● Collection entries
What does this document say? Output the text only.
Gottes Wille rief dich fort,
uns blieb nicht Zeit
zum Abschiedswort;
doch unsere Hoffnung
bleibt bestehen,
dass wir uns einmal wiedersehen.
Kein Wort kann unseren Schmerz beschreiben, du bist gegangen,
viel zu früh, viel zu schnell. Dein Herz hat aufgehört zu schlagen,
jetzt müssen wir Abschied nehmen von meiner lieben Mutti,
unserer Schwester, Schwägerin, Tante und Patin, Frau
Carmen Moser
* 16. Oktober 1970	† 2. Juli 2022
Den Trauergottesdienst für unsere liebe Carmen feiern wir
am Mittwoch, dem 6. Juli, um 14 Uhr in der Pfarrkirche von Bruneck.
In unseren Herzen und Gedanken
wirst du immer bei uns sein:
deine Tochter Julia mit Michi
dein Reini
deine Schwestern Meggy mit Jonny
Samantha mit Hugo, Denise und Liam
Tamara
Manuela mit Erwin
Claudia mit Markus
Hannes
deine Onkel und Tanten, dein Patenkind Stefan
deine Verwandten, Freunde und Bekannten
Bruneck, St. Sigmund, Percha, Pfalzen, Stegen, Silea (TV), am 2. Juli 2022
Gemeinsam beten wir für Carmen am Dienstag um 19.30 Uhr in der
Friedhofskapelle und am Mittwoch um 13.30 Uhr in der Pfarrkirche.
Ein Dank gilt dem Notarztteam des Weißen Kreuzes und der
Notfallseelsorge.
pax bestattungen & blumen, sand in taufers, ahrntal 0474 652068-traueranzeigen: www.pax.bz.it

● PROMPT
Look through the listing and extract every line with "deine" in it.

● THE COMPLETED TASK
deine Tochter Julia mit Michi
deine Schwestern Meggy mit Jonny
deine Onkel und Tanten, dein Patenkind Stefan
deine Verwandten, Freunde und Bekannten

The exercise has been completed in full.